**TRECHO SELECIONADO**
____

Liminar não obriga professores a darem aulas, segundo sindicato

O Comando de Greve Docente da Universidade Estadual de Ponta Grossa (UEPG) se pronunciou oficialmente a respeito dos mandados de segurança da Justiça que obrigam o retorno das atividades acadêmicas para estudantes do último ano de alguns cursos da instituição. A nota foi publicada no início da tarde desta sexta-feira (19), no site oficial da Seção Sindical dos Docentes da UEPG (Sinduepg).
Na última semana, alunos de Direito, Medicina e Odontologia conseguiram, junto à 1ª Vara da Fazenda Pública da Comarca de Ponta Grossa, o retorno imediato às aulas do último ano de cada curso. Além disso, a 2ª Vara da Fazenda Pública do Estado do Paraná também concedeu o mesmo ‘direito’ aos alunos de Farmácia, Educação Física e Engenharia Civil.
De acordo com a nota divulgada pelo Sinduepg, a liminar é direcionada à direção da universidade, e não aos professores. “Ordenar a abertura do calendário para o último ano dos cursos não constitui, em hipótese alguma, ordem para que cada professor, individualmente, retorne à sala de aula”, destaca o comando de greve.
O Sinduepg ainda ressalta que a greve é um direito constitucional do professor, mesmo com a liminar da Justiça. “Cabe à universidade oferecer as condições para cumprimento da decisão, sem infringir o legítimo exercício do direito de greve”, explica.
Com isso, o Comando de Greve conclui que cabe ao professor decidir se entra em sala de aula ou não. O Sinduepg ainda colocou o departamento jurídico da instituição à disposição dos professores que desejam buscar mais informações sobre a decisão.

____

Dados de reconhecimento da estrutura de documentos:

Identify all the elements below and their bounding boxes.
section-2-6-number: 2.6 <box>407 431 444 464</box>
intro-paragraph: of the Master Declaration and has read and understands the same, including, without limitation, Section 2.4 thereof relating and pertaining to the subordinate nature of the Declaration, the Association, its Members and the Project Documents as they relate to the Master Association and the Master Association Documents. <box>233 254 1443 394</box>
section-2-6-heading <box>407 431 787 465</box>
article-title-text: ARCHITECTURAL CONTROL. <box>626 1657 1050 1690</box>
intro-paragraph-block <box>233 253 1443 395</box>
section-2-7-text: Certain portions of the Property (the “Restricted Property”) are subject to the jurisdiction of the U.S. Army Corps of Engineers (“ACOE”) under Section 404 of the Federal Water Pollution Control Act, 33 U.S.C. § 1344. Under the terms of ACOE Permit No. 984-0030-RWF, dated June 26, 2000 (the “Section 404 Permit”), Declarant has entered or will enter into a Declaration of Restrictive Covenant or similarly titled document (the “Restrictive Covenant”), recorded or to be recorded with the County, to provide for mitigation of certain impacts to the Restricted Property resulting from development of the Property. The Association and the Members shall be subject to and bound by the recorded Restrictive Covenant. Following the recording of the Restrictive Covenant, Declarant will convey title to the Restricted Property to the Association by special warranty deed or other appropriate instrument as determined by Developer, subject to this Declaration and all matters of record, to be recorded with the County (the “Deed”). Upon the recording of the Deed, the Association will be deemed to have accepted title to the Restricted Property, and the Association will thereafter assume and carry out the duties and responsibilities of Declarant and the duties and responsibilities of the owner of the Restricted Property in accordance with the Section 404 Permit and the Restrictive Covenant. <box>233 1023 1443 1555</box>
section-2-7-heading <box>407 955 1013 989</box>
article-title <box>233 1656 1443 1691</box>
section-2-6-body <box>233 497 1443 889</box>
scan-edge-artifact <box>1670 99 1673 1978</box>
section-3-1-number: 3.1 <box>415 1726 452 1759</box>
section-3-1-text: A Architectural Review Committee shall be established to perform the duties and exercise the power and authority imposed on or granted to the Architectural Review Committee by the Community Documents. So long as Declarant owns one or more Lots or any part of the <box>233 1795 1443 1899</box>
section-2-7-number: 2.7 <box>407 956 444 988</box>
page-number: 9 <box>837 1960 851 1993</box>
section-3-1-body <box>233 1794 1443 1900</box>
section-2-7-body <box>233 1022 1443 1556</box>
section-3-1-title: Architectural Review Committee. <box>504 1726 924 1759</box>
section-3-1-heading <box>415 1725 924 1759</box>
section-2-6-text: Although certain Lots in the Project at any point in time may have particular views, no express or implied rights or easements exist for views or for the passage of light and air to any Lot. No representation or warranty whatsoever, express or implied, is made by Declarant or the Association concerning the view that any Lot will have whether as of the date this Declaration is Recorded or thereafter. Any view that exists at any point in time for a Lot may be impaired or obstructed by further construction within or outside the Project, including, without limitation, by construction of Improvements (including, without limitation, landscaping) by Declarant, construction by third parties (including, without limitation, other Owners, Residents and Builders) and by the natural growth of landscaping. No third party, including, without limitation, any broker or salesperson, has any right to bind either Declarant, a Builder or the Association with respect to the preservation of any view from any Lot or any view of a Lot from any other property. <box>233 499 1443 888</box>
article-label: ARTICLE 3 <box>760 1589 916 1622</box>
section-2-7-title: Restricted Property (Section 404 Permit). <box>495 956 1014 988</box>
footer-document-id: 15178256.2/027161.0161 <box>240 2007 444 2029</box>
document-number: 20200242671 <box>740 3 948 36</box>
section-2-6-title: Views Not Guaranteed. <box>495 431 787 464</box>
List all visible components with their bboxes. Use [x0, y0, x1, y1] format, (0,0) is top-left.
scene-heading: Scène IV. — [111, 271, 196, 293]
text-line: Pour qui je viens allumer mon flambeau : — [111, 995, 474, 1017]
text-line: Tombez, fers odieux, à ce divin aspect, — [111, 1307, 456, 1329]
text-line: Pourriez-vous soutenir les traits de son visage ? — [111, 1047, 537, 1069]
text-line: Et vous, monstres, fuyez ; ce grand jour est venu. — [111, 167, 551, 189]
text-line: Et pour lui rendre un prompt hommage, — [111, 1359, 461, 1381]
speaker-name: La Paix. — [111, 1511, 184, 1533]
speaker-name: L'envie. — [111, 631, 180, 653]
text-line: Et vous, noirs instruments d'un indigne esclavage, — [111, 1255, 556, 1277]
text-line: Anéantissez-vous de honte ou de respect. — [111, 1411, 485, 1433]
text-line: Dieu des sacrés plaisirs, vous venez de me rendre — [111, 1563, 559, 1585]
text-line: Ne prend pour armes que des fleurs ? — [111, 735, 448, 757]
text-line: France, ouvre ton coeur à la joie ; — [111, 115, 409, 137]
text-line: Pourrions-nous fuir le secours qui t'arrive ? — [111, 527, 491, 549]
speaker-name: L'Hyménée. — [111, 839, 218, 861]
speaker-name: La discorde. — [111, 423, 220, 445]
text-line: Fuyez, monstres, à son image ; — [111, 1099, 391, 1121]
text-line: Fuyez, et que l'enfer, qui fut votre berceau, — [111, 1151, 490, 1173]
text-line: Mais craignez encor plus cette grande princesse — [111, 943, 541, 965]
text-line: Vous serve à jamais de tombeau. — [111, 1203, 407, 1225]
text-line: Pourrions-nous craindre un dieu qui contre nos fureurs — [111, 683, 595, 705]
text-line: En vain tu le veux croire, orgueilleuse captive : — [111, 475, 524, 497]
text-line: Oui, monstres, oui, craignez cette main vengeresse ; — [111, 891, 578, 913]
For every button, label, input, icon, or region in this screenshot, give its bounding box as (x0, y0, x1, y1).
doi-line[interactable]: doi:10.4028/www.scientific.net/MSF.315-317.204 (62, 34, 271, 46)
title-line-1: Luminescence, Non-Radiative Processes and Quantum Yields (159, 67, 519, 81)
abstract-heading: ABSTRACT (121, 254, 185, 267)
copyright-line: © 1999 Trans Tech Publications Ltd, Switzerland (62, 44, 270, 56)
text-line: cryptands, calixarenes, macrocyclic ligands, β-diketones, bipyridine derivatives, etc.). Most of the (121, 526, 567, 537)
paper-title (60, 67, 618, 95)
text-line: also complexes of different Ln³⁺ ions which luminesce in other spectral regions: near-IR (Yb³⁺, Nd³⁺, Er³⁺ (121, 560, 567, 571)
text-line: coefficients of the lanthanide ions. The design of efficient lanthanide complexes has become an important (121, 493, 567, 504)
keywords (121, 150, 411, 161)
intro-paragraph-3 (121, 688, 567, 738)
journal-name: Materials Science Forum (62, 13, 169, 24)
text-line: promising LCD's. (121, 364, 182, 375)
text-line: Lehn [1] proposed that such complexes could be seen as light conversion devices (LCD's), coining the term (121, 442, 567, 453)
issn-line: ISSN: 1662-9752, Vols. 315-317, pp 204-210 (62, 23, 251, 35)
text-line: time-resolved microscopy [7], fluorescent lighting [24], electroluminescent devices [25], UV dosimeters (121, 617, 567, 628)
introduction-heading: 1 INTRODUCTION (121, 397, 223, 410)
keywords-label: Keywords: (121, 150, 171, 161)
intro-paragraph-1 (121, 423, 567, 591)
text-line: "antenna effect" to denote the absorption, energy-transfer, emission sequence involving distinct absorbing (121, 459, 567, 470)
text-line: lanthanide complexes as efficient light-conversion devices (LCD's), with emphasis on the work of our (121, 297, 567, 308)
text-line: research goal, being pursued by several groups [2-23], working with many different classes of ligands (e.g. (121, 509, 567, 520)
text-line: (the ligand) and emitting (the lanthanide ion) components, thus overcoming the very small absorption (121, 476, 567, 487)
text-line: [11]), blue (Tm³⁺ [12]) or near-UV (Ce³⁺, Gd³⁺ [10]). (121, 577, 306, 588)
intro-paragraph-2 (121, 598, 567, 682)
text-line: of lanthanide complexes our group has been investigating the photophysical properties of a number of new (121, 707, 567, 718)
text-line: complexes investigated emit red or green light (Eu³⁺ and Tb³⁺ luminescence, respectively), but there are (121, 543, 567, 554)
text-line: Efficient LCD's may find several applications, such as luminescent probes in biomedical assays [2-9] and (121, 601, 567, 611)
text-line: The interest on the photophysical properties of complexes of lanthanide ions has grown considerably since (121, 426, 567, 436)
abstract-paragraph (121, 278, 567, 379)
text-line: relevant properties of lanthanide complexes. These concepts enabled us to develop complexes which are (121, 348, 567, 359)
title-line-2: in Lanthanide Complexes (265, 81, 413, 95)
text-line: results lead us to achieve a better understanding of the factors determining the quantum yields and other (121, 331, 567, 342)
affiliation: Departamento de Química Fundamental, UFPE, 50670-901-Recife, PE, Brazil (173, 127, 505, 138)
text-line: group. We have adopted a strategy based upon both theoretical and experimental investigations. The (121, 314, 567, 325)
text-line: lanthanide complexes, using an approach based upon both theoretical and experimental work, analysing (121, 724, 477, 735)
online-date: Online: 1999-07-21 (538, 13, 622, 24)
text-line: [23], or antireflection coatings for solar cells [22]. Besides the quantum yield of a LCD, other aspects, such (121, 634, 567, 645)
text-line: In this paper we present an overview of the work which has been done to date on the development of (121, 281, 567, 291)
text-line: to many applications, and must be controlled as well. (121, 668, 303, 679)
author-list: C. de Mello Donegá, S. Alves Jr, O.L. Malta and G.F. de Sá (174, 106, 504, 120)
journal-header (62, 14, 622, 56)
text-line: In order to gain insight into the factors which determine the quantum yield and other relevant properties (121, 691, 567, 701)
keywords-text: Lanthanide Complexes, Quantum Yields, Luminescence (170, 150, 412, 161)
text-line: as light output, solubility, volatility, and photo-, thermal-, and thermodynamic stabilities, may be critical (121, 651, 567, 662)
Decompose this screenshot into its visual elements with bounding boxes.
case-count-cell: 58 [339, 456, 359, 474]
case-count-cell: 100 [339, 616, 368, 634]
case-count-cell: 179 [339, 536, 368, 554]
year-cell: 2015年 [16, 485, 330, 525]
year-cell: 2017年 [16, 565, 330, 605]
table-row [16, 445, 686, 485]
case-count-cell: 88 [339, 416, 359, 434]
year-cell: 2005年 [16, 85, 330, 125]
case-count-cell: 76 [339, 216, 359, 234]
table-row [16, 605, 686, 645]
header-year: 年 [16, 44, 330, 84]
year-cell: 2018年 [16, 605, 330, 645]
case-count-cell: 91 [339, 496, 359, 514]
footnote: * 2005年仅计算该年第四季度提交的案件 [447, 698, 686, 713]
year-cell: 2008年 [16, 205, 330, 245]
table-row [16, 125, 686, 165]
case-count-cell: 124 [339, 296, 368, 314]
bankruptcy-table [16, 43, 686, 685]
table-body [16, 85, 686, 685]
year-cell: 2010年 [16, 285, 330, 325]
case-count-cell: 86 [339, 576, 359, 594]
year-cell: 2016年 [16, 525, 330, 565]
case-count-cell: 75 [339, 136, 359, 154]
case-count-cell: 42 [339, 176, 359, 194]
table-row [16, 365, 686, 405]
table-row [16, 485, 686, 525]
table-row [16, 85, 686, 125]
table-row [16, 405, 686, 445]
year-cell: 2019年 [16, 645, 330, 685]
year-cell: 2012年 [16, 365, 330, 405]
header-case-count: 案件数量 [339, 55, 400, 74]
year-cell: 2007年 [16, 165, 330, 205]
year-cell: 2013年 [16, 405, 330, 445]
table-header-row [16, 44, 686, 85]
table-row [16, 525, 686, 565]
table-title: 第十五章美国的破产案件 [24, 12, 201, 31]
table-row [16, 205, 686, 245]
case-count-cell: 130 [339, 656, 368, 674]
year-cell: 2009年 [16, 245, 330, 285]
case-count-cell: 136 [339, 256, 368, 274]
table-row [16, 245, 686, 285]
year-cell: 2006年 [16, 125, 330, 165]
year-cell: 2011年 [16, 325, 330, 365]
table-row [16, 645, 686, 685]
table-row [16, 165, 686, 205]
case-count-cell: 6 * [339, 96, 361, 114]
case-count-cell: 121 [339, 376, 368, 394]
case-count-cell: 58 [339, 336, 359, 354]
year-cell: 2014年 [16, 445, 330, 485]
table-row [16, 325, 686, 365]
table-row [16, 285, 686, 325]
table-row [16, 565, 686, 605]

____

**USANDO AS INFORMAÇÕES**
#1 Na notícia sobre a greve na UEPG, por que a liminar não obriga cada professor a voltar à sala de aula? Explique em uma a três frases.
#2 Na notícia sobre a greve na UEPG, reescreva o trecho entre "O Sinduepg ainda ressalta" e "sobre a decisão.", inclusive, trocando "Sinduepg" por "sindicato".
Este material não é usado nas tarefas.

**RESPOSTAS DAS TAREFAS**
#1 Segundo a nota do Sinduepg, a liminar é dirigida à direção da universidade, e não aos professores. Mandar abrir o calendário para o último ano dos cursos não é uma ordem para que cada professor volte individualmente à sala. Além disso, a greve segue sendo um direito constitucional do professor.

#2
O sindicato ainda ressalta que a greve é um direito constitucional do professor, mesmo com a liminar da Justiça. “Cabe à universidade oferecer as condições para cumprimento da decisão, sem infringir o legítimo exercício do direito de greve”, explica.
Com isso, o Comando de Greve conclui que cabe ao professor decidir se entra em sala de aula ou não. O sindicato ainda colocou o departamento jurídico da instituição à disposição dos professores que desejam buscar mais informações sobre a decisão.